## Given exercise
Print the line containing "Output the text content of this document." and each line after it through the end, please, with nothing added.

## Data lines
* * * *

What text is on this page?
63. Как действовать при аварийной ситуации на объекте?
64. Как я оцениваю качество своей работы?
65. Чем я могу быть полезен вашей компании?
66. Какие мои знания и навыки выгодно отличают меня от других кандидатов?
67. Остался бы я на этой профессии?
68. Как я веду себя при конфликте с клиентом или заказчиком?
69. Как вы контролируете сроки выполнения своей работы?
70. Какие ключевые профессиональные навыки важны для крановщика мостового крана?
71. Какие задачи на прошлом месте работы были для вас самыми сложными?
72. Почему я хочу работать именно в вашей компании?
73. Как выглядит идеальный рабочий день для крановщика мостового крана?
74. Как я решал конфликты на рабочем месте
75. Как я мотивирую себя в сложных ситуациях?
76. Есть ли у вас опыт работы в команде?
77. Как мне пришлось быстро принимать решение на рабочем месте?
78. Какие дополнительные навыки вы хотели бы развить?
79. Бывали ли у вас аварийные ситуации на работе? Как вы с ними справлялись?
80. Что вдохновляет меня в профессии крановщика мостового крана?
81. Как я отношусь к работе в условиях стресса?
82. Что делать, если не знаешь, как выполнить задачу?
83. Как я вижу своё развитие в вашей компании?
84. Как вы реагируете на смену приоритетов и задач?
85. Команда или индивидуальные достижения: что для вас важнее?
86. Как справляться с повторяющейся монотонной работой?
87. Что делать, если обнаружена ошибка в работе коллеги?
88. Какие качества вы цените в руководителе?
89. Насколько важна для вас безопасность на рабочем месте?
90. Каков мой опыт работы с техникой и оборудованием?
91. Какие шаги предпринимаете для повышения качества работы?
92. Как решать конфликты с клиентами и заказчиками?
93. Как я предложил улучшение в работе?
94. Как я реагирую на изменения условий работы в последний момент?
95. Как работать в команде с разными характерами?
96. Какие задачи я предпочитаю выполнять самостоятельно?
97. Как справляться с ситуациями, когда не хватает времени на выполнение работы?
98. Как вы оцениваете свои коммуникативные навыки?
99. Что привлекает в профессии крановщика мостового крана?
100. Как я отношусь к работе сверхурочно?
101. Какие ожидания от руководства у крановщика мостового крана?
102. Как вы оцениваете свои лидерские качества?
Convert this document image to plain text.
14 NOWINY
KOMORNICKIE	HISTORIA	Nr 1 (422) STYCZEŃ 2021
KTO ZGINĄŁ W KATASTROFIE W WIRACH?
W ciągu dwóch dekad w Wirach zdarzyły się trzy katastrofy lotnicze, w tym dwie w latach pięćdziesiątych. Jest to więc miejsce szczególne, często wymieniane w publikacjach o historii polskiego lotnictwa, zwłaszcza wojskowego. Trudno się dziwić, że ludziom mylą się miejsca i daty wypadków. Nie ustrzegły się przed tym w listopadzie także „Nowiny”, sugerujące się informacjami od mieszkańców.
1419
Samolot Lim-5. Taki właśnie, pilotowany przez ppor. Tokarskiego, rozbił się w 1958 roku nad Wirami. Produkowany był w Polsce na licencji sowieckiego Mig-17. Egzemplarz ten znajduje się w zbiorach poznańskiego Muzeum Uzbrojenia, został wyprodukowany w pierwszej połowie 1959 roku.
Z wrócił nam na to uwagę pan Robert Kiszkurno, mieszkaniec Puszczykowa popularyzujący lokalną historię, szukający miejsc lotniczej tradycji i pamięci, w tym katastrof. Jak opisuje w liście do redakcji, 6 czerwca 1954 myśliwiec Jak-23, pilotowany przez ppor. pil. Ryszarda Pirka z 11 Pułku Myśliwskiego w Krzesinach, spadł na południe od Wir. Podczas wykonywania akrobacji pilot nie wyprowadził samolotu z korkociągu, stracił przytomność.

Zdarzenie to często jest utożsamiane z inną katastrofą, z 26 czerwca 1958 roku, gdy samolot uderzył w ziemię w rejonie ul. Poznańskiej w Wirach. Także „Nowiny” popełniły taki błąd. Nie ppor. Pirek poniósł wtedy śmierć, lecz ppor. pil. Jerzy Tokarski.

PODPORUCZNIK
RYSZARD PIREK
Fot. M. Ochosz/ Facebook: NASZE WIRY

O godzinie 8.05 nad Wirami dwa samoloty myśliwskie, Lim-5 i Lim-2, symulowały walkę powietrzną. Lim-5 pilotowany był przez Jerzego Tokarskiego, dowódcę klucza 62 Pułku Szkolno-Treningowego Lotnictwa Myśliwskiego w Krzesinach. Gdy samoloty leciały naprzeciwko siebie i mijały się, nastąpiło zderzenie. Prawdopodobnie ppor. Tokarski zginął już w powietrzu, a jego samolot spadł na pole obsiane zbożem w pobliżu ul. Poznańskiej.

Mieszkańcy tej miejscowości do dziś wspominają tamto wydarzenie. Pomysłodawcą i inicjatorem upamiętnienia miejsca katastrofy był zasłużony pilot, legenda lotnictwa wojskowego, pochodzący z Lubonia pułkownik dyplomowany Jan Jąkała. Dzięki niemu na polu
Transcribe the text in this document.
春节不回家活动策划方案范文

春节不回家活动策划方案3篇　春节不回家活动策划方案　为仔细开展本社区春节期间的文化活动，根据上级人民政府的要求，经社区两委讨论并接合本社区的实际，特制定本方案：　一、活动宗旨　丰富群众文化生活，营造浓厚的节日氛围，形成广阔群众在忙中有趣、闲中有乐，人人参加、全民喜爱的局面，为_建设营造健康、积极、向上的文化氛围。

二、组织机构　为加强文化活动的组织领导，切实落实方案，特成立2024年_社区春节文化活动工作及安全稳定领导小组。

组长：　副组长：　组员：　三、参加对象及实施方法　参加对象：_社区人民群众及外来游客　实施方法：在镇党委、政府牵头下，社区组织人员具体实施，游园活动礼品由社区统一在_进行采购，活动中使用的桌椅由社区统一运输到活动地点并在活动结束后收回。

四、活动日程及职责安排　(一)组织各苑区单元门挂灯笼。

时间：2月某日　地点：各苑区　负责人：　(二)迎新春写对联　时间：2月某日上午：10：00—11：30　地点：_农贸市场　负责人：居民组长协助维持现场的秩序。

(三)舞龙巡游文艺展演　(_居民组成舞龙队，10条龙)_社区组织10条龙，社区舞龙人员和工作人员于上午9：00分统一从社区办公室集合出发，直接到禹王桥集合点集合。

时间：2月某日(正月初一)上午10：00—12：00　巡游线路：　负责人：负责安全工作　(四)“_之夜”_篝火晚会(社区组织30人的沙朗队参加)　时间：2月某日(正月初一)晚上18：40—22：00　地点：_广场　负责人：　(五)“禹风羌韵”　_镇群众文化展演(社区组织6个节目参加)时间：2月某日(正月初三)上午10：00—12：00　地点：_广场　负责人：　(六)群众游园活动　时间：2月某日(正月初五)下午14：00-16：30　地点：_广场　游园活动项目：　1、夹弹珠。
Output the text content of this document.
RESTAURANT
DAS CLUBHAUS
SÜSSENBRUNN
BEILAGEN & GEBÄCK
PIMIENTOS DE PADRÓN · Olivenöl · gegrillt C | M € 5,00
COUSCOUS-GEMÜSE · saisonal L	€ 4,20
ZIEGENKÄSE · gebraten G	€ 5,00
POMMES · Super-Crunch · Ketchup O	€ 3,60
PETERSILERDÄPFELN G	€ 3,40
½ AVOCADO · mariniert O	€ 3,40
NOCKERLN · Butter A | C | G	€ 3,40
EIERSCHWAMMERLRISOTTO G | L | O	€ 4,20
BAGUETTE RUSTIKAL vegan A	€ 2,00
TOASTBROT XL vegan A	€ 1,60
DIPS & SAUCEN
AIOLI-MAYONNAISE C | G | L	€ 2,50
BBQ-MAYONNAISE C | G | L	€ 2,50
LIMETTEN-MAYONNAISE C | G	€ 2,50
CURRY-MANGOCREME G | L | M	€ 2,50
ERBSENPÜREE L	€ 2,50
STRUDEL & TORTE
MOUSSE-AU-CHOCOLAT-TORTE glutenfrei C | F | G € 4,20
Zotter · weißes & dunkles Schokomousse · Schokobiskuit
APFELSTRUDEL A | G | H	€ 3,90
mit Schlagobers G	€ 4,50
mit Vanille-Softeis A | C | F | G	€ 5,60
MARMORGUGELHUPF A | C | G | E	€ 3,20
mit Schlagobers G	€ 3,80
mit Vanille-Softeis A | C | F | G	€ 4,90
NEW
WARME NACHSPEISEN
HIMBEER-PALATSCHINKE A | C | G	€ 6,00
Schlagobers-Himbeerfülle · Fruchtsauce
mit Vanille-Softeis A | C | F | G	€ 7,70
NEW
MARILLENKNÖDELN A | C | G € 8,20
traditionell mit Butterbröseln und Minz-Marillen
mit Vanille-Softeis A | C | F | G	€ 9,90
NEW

* * * *

## Result of this exercise
Output the text content of this document.
RESTAURANT
DAS CLUBHAUS
SÜSSENBRUNN
BEILAGEN & GEBÄCK
PIMIENTOS DE PADRÓN · Olivenöl · gegrillt C | M € 5,00
COUSCOUS-GEMÜSE · saisonal L	€ 4,20
ZIEGENKÄSE · gebraten G	€ 5,00
POMMES · Super-Crunch · Ketchup O	€ 3,60
PETERSILERDÄPFELN G	€ 3,40
½ AVOCADO · mariniert O	€ 3,40
NOCKERLN · Butter A | C | G	€ 3,40
EIERSCHWAMMERLRISOTTO G | L | O	€ 4,20
BAGUETTE RUSTIKAL vegan A	€ 2,00
TOASTBROT XL vegan A	€ 1,60
DIPS & SAUCEN
AIOLI-MAYONNAISE C | G | L	€ 2,50
BBQ-MAYONNAISE C | G | L	€ 2,50
LIMETTEN-MAYONNAISE C | G	€ 2,50
CURRY-MANGOCREME G | L | M	€ 2,50
ERBSENPÜREE L	€ 2,50
STRUDEL & TORTE
MOUSSE-AU-CHOCOLAT-TORTE glutenfrei C | F | G € 4,20
Zotter · weißes & dunkles Schokomousse · Schokobiskuit
APFELSTRUDEL A | G | H	€ 3,90
mit Schlagobers G	€ 4,50
mit Vanille-Softeis A | C | F | G	€ 5,60
MARMORGUGELHUPF A | C | G | E	€ 3,20
mit Schlagobers G	€ 3,80
mit Vanille-Softeis A | C | F | G	€ 4,90
NEW
WARME NACHSPEISEN
HIMBEER-PALATSCHINKE A | C | G	€ 6,00
Schlagobers-Himbeerfülle · Fruchtsauce
mit Vanille-Softeis A | C | F | G	€ 7,70
NEW
MARILLENKNÖDELN A | C | G € 8,20
traditionell mit Butterbröseln und Minz-Marillen
mit Vanille-Softeis A | C | F | G	€ 9,90
NEW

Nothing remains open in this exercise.